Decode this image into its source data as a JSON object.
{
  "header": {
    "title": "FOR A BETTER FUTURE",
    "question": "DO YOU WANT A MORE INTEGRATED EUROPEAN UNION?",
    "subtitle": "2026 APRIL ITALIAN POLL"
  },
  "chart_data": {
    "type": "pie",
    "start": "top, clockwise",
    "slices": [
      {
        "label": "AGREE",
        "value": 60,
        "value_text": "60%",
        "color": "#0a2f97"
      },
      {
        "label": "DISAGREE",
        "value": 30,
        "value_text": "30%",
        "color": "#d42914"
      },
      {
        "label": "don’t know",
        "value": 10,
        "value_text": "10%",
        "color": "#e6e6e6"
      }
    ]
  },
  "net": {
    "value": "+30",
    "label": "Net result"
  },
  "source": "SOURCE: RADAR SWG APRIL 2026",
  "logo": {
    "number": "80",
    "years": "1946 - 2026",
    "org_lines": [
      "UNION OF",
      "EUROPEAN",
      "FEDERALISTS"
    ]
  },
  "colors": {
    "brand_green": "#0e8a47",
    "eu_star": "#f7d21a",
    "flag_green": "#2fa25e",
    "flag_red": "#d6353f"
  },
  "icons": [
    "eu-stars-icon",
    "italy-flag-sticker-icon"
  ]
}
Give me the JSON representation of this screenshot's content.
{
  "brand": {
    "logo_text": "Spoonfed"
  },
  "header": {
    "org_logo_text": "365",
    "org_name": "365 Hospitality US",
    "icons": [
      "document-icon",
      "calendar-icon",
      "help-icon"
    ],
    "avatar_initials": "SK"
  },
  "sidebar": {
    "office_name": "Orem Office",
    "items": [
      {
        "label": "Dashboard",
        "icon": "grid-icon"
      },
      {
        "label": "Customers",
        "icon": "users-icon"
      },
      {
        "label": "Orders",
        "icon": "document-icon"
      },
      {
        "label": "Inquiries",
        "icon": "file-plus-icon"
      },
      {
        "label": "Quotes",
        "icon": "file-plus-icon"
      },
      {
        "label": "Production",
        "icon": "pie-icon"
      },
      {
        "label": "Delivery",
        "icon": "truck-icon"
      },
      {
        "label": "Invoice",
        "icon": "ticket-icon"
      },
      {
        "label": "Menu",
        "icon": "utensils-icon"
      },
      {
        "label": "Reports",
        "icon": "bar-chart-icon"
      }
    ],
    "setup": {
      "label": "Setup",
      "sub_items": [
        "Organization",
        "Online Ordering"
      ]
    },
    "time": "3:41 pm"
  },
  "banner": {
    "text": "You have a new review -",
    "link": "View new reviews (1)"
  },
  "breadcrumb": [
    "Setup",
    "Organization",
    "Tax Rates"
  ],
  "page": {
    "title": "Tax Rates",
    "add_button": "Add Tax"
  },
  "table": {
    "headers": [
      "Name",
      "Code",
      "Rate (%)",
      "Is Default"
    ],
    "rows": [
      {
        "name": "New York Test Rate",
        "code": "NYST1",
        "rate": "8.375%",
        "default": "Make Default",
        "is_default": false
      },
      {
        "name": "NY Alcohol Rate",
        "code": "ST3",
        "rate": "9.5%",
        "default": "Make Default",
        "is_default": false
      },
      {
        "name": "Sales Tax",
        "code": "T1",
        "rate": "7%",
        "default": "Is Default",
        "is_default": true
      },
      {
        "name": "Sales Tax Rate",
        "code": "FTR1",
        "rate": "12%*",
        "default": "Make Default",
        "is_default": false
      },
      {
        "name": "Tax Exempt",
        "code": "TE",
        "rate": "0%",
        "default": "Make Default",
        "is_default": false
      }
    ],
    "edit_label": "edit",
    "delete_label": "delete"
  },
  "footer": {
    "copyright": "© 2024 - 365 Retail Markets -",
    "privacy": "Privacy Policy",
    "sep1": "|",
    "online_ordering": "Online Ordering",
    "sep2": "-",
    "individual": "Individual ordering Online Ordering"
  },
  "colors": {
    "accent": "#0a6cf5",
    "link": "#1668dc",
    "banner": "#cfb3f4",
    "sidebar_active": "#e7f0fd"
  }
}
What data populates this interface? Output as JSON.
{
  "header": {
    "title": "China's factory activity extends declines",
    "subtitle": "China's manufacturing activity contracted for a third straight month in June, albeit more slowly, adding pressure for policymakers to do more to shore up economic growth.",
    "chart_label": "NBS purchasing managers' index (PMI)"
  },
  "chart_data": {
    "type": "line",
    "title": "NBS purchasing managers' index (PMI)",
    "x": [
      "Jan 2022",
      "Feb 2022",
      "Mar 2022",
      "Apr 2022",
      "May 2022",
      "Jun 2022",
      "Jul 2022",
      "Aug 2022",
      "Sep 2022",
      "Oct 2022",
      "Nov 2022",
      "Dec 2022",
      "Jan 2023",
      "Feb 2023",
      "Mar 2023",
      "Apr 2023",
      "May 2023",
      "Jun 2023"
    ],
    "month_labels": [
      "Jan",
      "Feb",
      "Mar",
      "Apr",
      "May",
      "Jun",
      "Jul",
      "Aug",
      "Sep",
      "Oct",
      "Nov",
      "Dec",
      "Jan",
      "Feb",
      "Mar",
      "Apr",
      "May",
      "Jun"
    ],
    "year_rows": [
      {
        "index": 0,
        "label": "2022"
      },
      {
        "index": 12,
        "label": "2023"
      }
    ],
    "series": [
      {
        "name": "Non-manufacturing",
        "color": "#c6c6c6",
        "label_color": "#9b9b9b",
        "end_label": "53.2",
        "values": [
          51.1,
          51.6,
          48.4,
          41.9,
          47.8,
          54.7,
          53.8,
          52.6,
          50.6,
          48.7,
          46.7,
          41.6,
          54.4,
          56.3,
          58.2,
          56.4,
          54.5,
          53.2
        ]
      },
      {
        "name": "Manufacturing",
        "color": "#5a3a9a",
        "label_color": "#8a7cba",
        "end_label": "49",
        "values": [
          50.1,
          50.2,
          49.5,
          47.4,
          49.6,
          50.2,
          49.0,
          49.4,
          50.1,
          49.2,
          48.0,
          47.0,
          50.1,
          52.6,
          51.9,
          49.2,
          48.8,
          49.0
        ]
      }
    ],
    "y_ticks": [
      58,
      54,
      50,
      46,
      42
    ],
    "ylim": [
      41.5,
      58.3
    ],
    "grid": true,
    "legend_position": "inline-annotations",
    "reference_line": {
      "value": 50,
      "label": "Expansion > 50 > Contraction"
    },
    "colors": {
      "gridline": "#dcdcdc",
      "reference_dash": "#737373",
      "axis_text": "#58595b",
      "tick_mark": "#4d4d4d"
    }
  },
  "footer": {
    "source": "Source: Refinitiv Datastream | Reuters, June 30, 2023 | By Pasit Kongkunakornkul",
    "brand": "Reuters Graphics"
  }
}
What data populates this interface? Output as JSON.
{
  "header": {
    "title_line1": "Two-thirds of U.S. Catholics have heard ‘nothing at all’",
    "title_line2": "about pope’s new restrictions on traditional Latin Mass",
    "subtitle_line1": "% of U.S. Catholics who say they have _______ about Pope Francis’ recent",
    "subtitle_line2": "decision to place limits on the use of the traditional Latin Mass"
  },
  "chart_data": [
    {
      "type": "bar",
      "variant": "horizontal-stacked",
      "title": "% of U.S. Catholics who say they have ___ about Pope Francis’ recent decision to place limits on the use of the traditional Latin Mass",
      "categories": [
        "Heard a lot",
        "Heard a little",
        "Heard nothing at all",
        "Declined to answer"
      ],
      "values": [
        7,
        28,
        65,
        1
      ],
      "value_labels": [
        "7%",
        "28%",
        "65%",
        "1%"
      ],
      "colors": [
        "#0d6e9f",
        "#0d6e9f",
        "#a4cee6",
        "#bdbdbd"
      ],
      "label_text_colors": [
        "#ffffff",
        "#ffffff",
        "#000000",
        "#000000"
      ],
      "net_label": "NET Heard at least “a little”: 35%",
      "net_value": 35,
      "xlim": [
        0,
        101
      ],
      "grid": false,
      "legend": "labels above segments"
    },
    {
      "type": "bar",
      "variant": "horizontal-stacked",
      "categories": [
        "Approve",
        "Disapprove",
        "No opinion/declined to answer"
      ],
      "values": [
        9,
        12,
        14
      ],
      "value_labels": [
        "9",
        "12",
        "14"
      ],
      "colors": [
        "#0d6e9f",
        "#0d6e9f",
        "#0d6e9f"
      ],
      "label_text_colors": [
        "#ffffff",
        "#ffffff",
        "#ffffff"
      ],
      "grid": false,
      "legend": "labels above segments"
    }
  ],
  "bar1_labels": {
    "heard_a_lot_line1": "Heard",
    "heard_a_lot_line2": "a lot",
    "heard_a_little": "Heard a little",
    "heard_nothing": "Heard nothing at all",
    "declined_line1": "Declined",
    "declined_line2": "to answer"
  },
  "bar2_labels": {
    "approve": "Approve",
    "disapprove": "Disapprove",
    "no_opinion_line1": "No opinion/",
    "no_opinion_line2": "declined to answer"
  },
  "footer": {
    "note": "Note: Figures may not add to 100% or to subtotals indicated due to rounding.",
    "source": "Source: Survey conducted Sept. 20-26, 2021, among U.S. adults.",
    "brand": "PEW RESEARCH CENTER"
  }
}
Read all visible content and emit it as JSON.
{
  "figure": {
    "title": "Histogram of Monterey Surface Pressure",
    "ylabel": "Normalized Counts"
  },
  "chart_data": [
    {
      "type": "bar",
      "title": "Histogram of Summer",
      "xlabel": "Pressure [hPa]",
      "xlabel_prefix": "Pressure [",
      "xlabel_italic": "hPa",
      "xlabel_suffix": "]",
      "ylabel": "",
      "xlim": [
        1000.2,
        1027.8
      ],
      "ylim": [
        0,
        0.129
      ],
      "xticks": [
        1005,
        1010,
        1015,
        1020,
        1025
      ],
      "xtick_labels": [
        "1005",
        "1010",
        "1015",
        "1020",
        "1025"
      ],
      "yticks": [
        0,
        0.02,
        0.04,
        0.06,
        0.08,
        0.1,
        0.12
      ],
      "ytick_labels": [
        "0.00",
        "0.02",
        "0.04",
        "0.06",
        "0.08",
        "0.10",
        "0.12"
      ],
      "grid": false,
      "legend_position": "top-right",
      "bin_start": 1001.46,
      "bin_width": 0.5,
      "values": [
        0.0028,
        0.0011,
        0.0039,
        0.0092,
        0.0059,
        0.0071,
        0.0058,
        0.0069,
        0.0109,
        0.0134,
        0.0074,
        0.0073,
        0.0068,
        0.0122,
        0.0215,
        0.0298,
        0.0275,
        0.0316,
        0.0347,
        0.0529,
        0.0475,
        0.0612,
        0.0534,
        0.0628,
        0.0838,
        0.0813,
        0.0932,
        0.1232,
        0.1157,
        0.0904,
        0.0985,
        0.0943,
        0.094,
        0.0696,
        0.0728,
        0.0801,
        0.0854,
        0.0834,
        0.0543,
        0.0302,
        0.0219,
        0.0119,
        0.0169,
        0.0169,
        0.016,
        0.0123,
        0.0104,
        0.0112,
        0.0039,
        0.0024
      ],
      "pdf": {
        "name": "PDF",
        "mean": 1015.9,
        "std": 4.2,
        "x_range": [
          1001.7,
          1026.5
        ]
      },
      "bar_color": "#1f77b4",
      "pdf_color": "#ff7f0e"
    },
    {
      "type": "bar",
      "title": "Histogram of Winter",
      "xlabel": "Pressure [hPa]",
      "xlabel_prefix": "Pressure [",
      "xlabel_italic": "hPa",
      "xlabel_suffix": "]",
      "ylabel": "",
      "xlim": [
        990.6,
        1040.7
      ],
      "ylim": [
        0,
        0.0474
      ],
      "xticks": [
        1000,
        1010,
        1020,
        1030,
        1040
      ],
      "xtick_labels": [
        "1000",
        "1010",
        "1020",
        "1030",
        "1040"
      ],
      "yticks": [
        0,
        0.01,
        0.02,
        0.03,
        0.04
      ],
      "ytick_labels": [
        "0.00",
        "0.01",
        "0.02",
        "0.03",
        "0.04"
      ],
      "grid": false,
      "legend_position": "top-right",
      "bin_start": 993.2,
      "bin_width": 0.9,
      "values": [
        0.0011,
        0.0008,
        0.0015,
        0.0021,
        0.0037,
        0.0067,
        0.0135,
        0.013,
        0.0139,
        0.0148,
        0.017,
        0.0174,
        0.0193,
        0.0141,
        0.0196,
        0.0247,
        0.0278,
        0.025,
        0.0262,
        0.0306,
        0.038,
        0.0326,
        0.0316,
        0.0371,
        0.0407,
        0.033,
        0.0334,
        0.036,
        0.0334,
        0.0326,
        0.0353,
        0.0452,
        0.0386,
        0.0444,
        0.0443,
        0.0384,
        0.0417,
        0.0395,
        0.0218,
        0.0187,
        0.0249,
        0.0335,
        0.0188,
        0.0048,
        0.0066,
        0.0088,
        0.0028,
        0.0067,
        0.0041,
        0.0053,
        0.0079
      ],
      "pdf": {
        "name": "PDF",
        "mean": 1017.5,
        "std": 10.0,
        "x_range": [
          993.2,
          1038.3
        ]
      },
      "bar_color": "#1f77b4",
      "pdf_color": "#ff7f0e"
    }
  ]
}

:::

Your answer should be only the number of lines that hold the word "limits".

2